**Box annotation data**
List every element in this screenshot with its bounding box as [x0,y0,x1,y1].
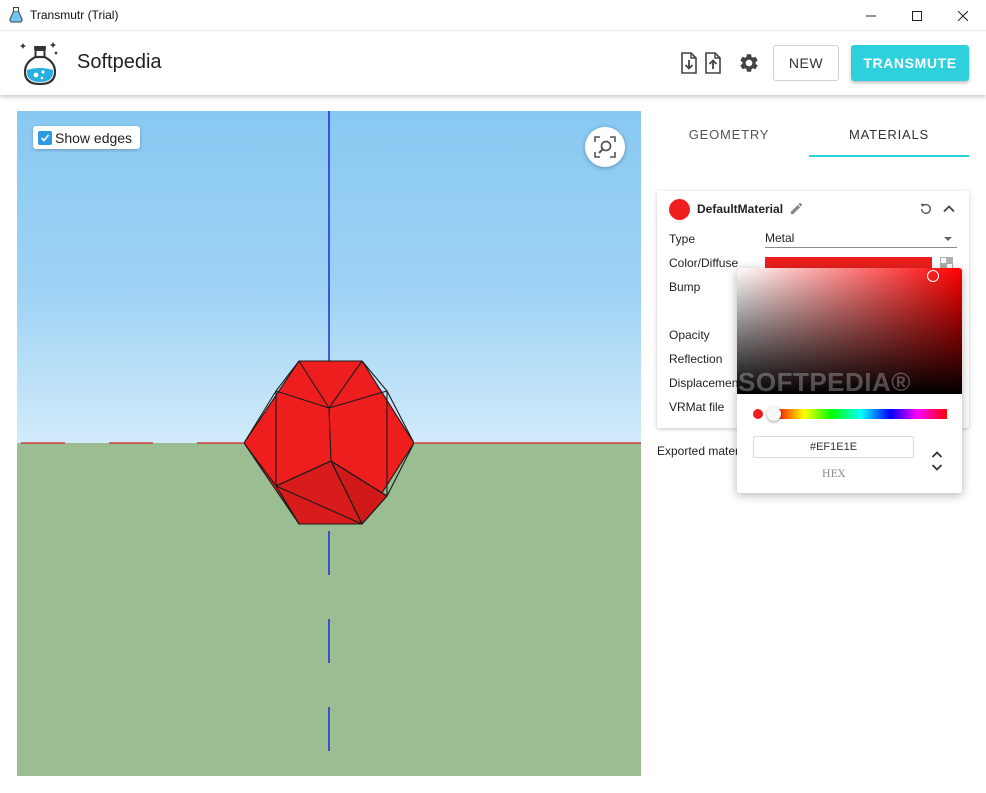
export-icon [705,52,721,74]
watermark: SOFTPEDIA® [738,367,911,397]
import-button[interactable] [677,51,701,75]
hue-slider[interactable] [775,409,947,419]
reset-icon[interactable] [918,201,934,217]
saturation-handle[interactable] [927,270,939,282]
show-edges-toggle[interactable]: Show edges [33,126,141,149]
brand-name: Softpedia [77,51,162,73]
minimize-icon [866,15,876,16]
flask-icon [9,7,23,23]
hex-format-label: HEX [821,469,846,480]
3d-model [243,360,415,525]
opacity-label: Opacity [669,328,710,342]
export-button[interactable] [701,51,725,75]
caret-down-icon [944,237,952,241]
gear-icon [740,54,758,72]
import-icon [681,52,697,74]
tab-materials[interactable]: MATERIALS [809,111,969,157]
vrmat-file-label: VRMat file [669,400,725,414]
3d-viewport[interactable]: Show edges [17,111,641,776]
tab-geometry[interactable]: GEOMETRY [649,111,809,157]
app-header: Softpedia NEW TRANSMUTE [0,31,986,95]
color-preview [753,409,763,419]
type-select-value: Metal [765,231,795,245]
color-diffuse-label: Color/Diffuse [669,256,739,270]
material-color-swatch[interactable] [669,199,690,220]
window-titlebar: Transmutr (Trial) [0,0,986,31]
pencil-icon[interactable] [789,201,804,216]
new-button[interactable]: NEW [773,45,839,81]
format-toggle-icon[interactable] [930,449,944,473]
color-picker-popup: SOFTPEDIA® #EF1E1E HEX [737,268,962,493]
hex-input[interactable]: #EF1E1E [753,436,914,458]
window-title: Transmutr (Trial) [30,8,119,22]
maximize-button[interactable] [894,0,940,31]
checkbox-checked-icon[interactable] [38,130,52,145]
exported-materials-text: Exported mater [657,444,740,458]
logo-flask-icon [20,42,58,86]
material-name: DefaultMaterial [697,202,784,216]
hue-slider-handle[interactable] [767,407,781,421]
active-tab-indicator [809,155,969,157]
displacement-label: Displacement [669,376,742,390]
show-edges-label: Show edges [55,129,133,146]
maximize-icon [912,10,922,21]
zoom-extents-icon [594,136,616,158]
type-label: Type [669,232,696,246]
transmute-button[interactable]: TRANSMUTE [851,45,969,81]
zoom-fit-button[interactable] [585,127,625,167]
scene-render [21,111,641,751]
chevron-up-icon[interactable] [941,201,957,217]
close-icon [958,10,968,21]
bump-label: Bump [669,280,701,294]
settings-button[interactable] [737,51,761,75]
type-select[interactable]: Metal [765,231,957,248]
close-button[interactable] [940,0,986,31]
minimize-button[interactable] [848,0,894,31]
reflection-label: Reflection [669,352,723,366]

==

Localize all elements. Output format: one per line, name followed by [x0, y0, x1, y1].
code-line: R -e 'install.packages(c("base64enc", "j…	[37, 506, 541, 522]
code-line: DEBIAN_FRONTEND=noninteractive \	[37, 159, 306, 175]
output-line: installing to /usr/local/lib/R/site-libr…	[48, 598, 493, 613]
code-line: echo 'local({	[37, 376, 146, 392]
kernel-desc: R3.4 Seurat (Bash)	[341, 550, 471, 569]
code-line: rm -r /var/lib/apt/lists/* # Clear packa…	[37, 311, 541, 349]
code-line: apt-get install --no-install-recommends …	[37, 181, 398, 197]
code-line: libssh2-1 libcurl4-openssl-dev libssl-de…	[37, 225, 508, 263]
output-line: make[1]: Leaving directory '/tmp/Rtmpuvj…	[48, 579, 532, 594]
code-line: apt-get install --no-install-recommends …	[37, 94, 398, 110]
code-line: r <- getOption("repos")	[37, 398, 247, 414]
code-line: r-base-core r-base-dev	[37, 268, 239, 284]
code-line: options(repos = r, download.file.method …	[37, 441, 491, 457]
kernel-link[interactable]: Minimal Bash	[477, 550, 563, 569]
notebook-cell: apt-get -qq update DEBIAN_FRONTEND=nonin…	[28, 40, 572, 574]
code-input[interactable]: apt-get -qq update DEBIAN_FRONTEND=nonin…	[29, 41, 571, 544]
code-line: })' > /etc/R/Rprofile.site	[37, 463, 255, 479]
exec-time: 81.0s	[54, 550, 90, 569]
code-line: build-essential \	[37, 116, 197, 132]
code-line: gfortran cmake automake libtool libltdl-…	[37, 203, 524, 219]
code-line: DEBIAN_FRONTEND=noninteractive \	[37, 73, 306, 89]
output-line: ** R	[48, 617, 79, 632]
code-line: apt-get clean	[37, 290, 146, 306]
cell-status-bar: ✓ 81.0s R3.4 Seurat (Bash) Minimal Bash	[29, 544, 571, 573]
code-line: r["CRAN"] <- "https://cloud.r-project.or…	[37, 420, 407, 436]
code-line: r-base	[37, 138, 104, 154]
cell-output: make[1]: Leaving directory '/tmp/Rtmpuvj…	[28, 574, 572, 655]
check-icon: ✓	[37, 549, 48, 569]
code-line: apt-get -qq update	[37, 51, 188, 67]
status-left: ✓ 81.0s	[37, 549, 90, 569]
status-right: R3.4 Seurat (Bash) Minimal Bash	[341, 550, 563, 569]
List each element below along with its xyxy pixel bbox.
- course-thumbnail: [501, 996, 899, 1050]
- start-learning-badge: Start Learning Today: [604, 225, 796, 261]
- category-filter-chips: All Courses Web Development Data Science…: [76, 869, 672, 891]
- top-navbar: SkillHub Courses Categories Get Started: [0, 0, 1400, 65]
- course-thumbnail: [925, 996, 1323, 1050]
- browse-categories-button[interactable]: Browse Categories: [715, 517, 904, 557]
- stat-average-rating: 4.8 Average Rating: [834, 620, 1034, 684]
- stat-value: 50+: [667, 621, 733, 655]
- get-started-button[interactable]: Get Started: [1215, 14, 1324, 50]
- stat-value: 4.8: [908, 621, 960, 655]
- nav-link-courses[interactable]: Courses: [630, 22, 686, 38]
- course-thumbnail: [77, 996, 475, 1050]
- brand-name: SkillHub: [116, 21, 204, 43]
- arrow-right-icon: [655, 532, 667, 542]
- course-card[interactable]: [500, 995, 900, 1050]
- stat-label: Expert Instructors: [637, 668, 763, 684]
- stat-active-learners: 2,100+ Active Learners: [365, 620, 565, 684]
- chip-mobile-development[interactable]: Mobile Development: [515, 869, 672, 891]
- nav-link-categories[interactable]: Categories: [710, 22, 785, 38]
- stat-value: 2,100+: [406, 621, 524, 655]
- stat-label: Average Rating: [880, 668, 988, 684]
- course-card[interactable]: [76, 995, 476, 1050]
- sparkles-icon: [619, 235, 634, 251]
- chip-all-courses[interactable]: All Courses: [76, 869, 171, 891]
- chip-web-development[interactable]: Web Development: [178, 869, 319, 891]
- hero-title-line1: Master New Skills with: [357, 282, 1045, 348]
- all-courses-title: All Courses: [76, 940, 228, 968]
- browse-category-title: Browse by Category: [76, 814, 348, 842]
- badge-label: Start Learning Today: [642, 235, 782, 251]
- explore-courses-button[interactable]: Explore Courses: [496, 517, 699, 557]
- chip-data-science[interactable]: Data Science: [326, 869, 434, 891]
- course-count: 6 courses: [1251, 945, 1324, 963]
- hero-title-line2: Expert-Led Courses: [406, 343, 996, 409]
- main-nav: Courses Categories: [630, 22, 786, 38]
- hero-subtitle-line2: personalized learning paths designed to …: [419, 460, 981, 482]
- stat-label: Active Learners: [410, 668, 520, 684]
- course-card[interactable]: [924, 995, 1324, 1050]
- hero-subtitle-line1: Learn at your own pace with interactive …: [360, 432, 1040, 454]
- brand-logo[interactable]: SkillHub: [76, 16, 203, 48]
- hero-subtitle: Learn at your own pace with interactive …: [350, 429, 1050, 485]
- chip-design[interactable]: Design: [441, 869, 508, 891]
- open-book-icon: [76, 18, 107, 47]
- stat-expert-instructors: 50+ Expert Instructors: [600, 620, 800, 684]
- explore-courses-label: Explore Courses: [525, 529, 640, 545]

**Written instruction**
Write out the entries exactly, everything from the line containing "export-icon [705,52,721,74]" down to the line containing "displacement-label: Displacement [669,376,742,390]", with both of those lines included.

**Result of this task**
export-icon [705,52,721,74]
watermark: SOFTPEDIA® [738,367,911,397]
import-button[interactable] [677,51,701,75]
hue-slider[interactable] [775,409,947,419]
reset-icon[interactable] [918,201,934,217]
saturation-handle[interactable] [927,270,939,282]
show-edges-toggle[interactable]: Show edges [33,126,141,149]
brand-name: Softpedia [77,51,162,73]
minimize-icon [866,15,876,16]
flask-icon [9,7,23,23]
hex-format-label: HEX [821,469,846,480]
3d-model [243,360,415,525]
opacity-label: Opacity [669,328,710,342]
export-button[interactable] [701,51,725,75]
caret-down-icon [944,237,952,241]
gear-icon [740,54,758,72]
import-icon [681,52,697,74]
tab-materials[interactable]: MATERIALS [809,111,969,157]
vrmat-file-label: VRMat file [669,400,725,414]
3d-viewport[interactable]: Show edges [17,111,641,776]
tab-geometry[interactable]: GEOMETRY [649,111,809,157]
app-header: Softpedia NEW TRANSMUTE [0,31,986,95]
color-preview [753,409,763,419]
type-select-value: Metal [765,231,795,245]
color-diffuse-label: Color/Diffuse [669,256,739,270]
material-color-swatch[interactable] [669,199,690,220]
window-titlebar: Transmutr (Trial) [0,0,986,31]
pencil-icon[interactable] [789,201,804,216]
new-button[interactable]: NEW [773,45,839,81]
format-toggle-icon[interactable] [930,449,944,473]
color-picker-popup: SOFTPEDIA® #EF1E1E HEX [737,268,962,493]
hex-input[interactable]: #EF1E1E [753,436,914,458]
window-title: Transmutr (Trial) [30,8,119,22]
maximize-button[interactable] [894,0,940,31]
checkbox-checked-icon[interactable] [38,130,52,145]
exported-materials-text: Exported mater [657,444,740,458]
logo-flask-icon [20,42,58,86]
material-name: DefaultMaterial [697,202,784,216]
hue-slider-handle[interactable] [767,407,781,421]
active-tab-indicator [809,155,969,157]
displacement-label: Displacement [669,376,742,390]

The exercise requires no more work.